- **Given task**
Quote every line below exactly and skip any picture.

- **Data shown**
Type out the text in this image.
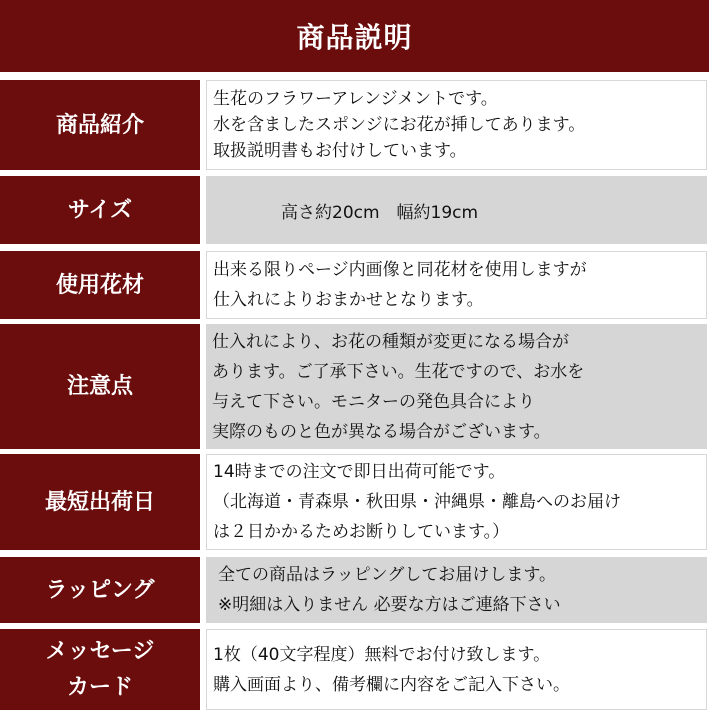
商品説明
商品紹介
生花のフラワーアレンジメントです。
水を含ましたスポンジにお花が挿してあります。
取扱説明書もお付けしています。
サイズ	高さ約20cm　幅約19cm
使用花材
出来る限りページ内画像と同花材を使用しますが
仕入れによりおまかせとなります。
注意点
仕入れにより、お花の種類が変更になる場合が
あります。ご了承下さい。生花ですので、お水を
与えて下さい。モニターの発色具合により
実際のものと色が異なる場合がございます。
最短出荷日
14時までの注文で即日出荷可能です。
（北海道・青森県・秋田県・沖縄県・離島へのお届け
は２日かかるためお断りしています。）
ラッピング
全ての商品はラッピングしてお届けします。
※明細は入りません 必要な方はご連絡下さい
メッセージ
カード
1枚（40文字程度）無料でお付け致します。
購入画面より、備考欄に内容をご記入下さい。
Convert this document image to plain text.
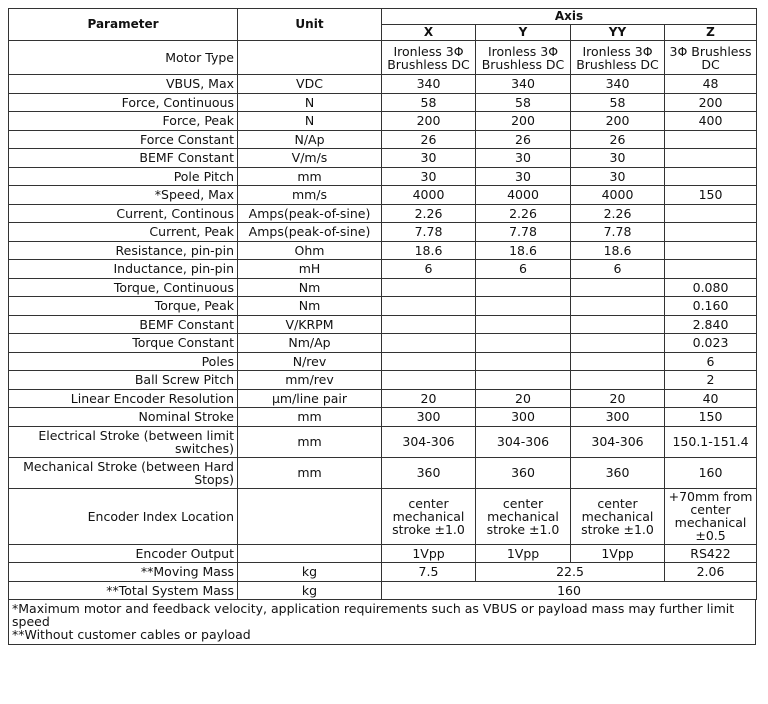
Parameter	Unit	Axis			
		X	Y	YY	Z
Motor Type		Ironless 3Φ Brushless DC	Ironless 3Φ Brushless DC	Ironless 3Φ Brushless DC	3Φ Brushless DC
VBUS, Max	VDC	340	340	340	48
Force, Continuous	N	58	58	58	200
Force, Peak	N	200	200	200	400
Force Constant	N/Ap	26	26	26	
BEMF Constant	V/m/s	30	30	30	
Pole Pitch	mm	30	30	30	
*Speed, Max	mm/s	4000	4000	4000	150
Current, Continous	Amps(peak-of-sine)	2.26	2.26	2.26	
Current, Peak	Amps(peak-of-sine)	7.78	7.78	7.78	
Resistance, pin-pin	Ohm	18.6	18.6	18.6	
Inductance, pin-pin	mH	6	6	6	
Torque, Continuous	Nm				0.080
Torque, Peak	Nm				0.160
BEMF Constant	V/KRPM				2.840
Torque Constant	Nm/Ap				0.023
Poles	N/rev				6
Ball Screw Pitch	mm/rev				2
Linear Encoder Resolution	μm/line pair	20	20	20	40
Nominal Stroke	mm	300	300	300	150
Electrical Stroke (between limit switches)	mm	304-306	304-306	304-306	150.1-151.4
Mechanical Stroke (between Hard Stops)	mm	360	360	360	160
Encoder Index Location		center mechanical stroke ±1.0	center mechanical stroke ±1.0	center mechanical stroke ±1.0	+70mm from center mechanical ±0.5
Encoder Output		1Vpp	1Vpp	1Vpp	RS422
**Moving Mass	kg	7.5	22.5		2.06
**Total System Mass	kg	160			
*Maximum motor and feedback velocity, application requirements such as VBUS or payload mass may further limit speed
**Without customer cables or payload
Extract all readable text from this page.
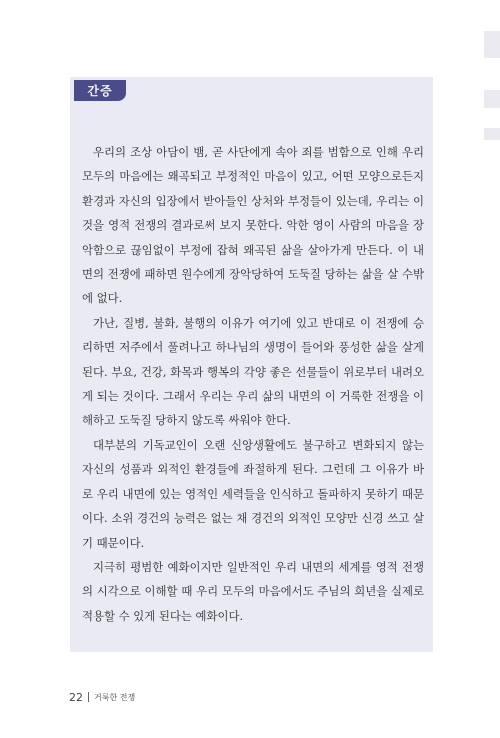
간증

우리의 조상 아담이 뱀, 곧 사단에게 속아 죄를 범함으로 인해 우리 모두의 마음에는 왜곡되고 부정적인 마음이 있고, 어떤 모양으로든지 환경과 자신의 입장에서 받아들인 상처와 부정들이 있는데, 우리는 이것을 영적 전쟁의 결과로써 보지 못한다. 악한 영이 사람의 마음을 장악함으로 끊임없이 부정에 잡혀 왜곡된 삶을 살아가게 만든다. 이 내면의 전쟁에 패하면 원수에게 장악당하여 도둑질 당하는 삶을 살 수밖에 없다.

가난, 질병, 불화, 불행의 이유가 여기에 있고 반대로 이 전쟁에 승리하면 저주에서 풀려나고 하나님의 생명이 들어와 풍성한 삶을 살게 된다. 부요, 건강, 화목과 행복의 각양 좋은 선물들이 위로부터 내려오게 되는 것이다. 그래서 우리는 우리 삶의 내면의 이 거룩한 전쟁을 이해하고 도둑질 당하지 않도록 싸워야 한다.

대부분의 기독교인이 오랜 신앙생활에도 불구하고 변화되지 않는 자신의 성품과 외적인 환경들에 좌절하게 된다. 그런데 그 이유가 바로 우리 내면에 있는 영적인 세력들을 인식하고 돌파하지 못하기 때문이다. 소위 경건의 능력은 없는 채 경건의 외적인 모양만 신경 쓰고 살기 때문이다.

지극히 평범한 예화이지만 일반적인 우리 내면의 세계를 영적 전쟁의 시각으로 이해할 때 우리 모두의 마음에서도 주님의 희년을 실제로 적용할 수 있게 된다는 예화이다.

22 거룩한 전쟁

- **Task solution**
Type out the text in this image.
商品説明
商品紹介
生花のフラワーアレンジメントです。
水を含ましたスポンジにお花が挿してあります。
取扱説明書もお付けしています。
サイズ	高さ約20cm　幅約19cm
使用花材
出来る限りページ内画像と同花材を使用しますが
仕入れによりおまかせとなります。
注意点
仕入れにより、お花の種類が変更になる場合が
あります。ご了承下さい。生花ですので、お水を
与えて下さい。モニターの発色具合により
実際のものと色が異なる場合がございます。
最短出荷日
14時までの注文で即日出荷可能です。
（北海道・青森県・秋田県・沖縄県・離島へのお届け
は２日かかるためお断りしています。）
ラッピング
全ての商品はラッピングしてお届けします。
※明細は入りません 必要な方はご連絡下さい
メッセージ
カード
1枚（40文字程度）無料でお付け致します。
購入画面より、備考欄に内容をご記入下さい。
Convert this document image to plain text.
Parameter	Unit	Axis			
		X	Y	YY	Z
Motor Type		Ironless 3Φ Brushless DC	Ironless 3Φ Brushless DC	Ironless 3Φ Brushless DC	3Φ Brushless DC
VBUS, Max	VDC	340	340	340	48
Force, Continuous	N	58	58	58	200
Force, Peak	N	200	200	200	400
Force Constant	N/Ap	26	26	26	
BEMF Constant	V/m/s	30	30	30	
Pole Pitch	mm	30	30	30	
*Speed, Max	mm/s	4000	4000	4000	150
Current, Continous	Amps(peak-of-sine)	2.26	2.26	2.26	
Current, Peak	Amps(peak-of-sine)	7.78	7.78	7.78	
Resistance, pin-pin	Ohm	18.6	18.6	18.6	
Inductance, pin-pin	mH	6	6	6	
Torque, Continuous	Nm				0.080
Torque, Peak	Nm				0.160
BEMF Constant	V/KRPM				2.840
Torque Constant	Nm/Ap				0.023
Poles	N/rev				6
Ball Screw Pitch	mm/rev				2
Linear Encoder Resolution	μm/line pair	20	20	20	40
Nominal Stroke	mm	300	300	300	150
Electrical Stroke (between limit switches)	mm	304-306	304-306	304-306	150.1-151.4
Mechanical Stroke (between Hard Stops)	mm	360	360	360	160
Encoder Index Location		center mechanical stroke ±1.0	center mechanical stroke ±1.0	center mechanical stroke ±1.0	+70mm from center mechanical ±0.5
Encoder Output		1Vpp	1Vpp	1Vpp	RS422
**Moving Mass	kg	7.5	22.5		2.06
**Total System Mass	kg	160			
*Maximum motor and feedback velocity, application requirements such as VBUS or payload mass may further limit speed
**Without customer cables or payload
Extract all readable text from this page.
간증

우리의 조상 아담이 뱀, 곧 사단에게 속아 죄를 범함으로 인해 우리 모두의 마음에는 왜곡되고 부정적인 마음이 있고, 어떤 모양으로든지 환경과 자신의 입장에서 받아들인 상처와 부정들이 있는데, 우리는 이것을 영적 전쟁의 결과로써 보지 못한다. 악한 영이 사람의 마음을 장악함으로 끊임없이 부정에 잡혀 왜곡된 삶을 살아가게 만든다. 이 내면의 전쟁에 패하면 원수에게 장악당하여 도둑질 당하는 삶을 살 수밖에 없다.

가난, 질병, 불화, 불행의 이유가 여기에 있고 반대로 이 전쟁에 승리하면 저주에서 풀려나고 하나님의 생명이 들어와 풍성한 삶을 살게 된다. 부요, 건강, 화목과 행복의 각양 좋은 선물들이 위로부터 내려오게 되는 것이다. 그래서 우리는 우리 삶의 내면의 이 거룩한 전쟁을 이해하고 도둑질 당하지 않도록 싸워야 한다.

대부분의 기독교인이 오랜 신앙생활에도 불구하고 변화되지 않는 자신의 성품과 외적인 환경들에 좌절하게 된다. 그런데 그 이유가 바로 우리 내면에 있는 영적인 세력들을 인식하고 돌파하지 못하기 때문이다. 소위 경건의 능력은 없는 채 경건의 외적인 모양만 신경 쓰고 살기 때문이다.

지극히 평범한 예화이지만 일반적인 우리 내면의 세계를 영적 전쟁의 시각으로 이해할 때 우리 모두의 마음에서도 주님의 희년을 실제로 적용할 수 있게 된다는 예화이다.

22 거룩한 전쟁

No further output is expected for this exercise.